§ TASK INSTRUCTIONS
Output every record word for word.

§ DATA RECORDS

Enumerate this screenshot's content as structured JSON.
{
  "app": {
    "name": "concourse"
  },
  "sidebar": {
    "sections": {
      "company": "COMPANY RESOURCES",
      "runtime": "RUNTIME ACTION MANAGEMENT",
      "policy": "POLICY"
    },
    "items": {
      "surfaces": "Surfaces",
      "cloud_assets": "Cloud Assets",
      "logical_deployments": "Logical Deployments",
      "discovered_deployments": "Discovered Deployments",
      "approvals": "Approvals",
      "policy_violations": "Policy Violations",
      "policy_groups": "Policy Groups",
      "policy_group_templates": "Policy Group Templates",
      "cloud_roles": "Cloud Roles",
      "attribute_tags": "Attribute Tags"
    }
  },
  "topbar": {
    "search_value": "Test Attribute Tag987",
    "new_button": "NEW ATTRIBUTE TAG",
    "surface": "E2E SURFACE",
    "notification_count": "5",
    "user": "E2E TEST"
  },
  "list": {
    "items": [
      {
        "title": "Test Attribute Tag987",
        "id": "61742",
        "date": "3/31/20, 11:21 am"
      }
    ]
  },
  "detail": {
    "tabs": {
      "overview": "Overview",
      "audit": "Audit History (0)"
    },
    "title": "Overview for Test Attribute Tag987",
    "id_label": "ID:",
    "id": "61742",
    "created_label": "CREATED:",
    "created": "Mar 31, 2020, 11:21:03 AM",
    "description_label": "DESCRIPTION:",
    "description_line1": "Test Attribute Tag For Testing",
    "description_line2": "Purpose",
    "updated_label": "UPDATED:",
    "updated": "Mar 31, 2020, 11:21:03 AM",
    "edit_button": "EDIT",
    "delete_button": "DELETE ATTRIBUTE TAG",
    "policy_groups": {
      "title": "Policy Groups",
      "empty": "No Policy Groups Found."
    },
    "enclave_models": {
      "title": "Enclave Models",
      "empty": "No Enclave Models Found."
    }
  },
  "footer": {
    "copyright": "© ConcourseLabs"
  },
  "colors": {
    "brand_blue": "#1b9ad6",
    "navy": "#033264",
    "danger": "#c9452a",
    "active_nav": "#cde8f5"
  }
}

§ PROBLEM SOLUTION
Enumerate this screenshot's content as structured JSON.
{
  "app": {
    "name": "concourse"
  },
  "sidebar": {
    "sections": {
      "company": "COMPANY RESOURCES",
      "runtime": "RUNTIME ACTION MANAGEMENT",
      "policy": "POLICY"
    },
    "items": {
      "surfaces": "Surfaces",
      "cloud_assets": "Cloud Assets",
      "logical_deployments": "Logical Deployments",
      "discovered_deployments": "Discovered Deployments",
      "approvals": "Approvals",
      "policy_violations": "Policy Violations",
      "policy_groups": "Policy Groups",
      "policy_group_templates": "Policy Group Templates",
      "cloud_roles": "Cloud Roles",
      "attribute_tags": "Attribute Tags"
    }
  },
  "topbar": {
    "search_value": "Test Attribute Tag987",
    "new_button": "NEW ATTRIBUTE TAG",
    "surface": "E2E SURFACE",
    "notification_count": "5",
    "user": "E2E TEST"
  },
  "list": {
    "items": [
      {
        "title": "Test Attribute Tag987",
        "id": "61742",
        "date": "3/31/20, 11:21 am"
      }
    ]
  },
  "detail": {
    "tabs": {
      "overview": "Overview",
      "audit": "Audit History (0)"
    },
    "title": "Overview for Test Attribute Tag987",
    "id_label": "ID:",
    "id": "61742",
    "created_label": "CREATED:",
    "created": "Mar 31, 2020, 11:21:03 AM",
    "description_label": "DESCRIPTION:",
    "description_line1": "Test Attribute Tag For Testing",
    "description_line2": "Purpose",
    "updated_label": "UPDATED:",
    "updated": "Mar 31, 2020, 11:21:03 AM",
    "edit_button": "EDIT",
    "delete_button": "DELETE ATTRIBUTE TAG",
    "policy_groups": {
      "title": "Policy Groups",
      "empty": "No Policy Groups Found."
    },
    "enclave_models": {
      "title": "Enclave Models",
      "empty": "No Enclave Models Found."
    }
  },
  "footer": {
    "copyright": "© ConcourseLabs"
  },
  "colors": {
    "brand_blue": "#1b9ad6",
    "navy": "#033264",
    "danger": "#c9452a",
    "active_nav": "#cde8f5"
  }
}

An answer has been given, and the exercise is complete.